Records for the exercise:
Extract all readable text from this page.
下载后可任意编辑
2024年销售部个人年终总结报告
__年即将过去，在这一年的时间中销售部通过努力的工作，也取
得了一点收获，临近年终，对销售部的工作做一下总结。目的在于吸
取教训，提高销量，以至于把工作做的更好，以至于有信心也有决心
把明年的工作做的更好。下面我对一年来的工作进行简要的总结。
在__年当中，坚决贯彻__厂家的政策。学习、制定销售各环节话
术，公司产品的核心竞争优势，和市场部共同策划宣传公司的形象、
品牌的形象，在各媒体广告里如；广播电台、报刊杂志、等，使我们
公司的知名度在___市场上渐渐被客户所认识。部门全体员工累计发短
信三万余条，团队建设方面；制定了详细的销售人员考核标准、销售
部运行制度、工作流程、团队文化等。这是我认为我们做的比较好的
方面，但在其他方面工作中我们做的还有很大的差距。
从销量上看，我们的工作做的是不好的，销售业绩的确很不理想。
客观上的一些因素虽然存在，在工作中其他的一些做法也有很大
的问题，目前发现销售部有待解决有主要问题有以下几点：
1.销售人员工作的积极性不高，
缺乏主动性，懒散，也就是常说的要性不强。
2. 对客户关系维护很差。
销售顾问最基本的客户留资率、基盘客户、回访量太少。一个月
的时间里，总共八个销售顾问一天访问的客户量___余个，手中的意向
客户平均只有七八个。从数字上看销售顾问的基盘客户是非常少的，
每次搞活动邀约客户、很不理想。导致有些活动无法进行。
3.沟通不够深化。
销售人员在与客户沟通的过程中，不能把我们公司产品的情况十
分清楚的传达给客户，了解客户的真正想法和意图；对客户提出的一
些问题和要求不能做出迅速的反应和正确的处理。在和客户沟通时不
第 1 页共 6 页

Description of the task: Write out every entry exactly as given.

Full response:
Extract all readable text from this page.
下载后可任意编辑
2024年销售部个人年终总结报告
__年即将过去，在这一年的时间中销售部通过努力的工作，也取
得了一点收获，临近年终，对销售部的工作做一下总结。目的在于吸
取教训，提高销量，以至于把工作做的更好，以至于有信心也有决心
把明年的工作做的更好。下面我对一年来的工作进行简要的总结。
在__年当中，坚决贯彻__厂家的政策。学习、制定销售各环节话
术，公司产品的核心竞争优势，和市场部共同策划宣传公司的形象、
品牌的形象，在各媒体广告里如；广播电台、报刊杂志、等，使我们
公司的知名度在___市场上渐渐被客户所认识。部门全体员工累计发短
信三万余条，团队建设方面；制定了详细的销售人员考核标准、销售
部运行制度、工作流程、团队文化等。这是我认为我们做的比较好的
方面，但在其他方面工作中我们做的还有很大的差距。
从销量上看，我们的工作做的是不好的，销售业绩的确很不理想。
客观上的一些因素虽然存在，在工作中其他的一些做法也有很大
的问题，目前发现销售部有待解决有主要问题有以下几点：
1.销售人员工作的积极性不高，
缺乏主动性，懒散，也就是常说的要性不强。
2. 对客户关系维护很差。
销售顾问最基本的客户留资率、基盘客户、回访量太少。一个月
的时间里，总共八个销售顾问一天访问的客户量___余个，手中的意向
客户平均只有七八个。从数字上看销售顾问的基盘客户是非常少的，
每次搞活动邀约客户、很不理想。导致有些活动无法进行。
3.沟通不够深化。
销售人员在与客户沟通的过程中，不能把我们公司产品的情况十
分清楚的传达给客户，了解客户的真正想法和意图；对客户提出的一
些问题和要求不能做出迅速的反应和正确的处理。在和客户沟通时不
第 1 页共 6 页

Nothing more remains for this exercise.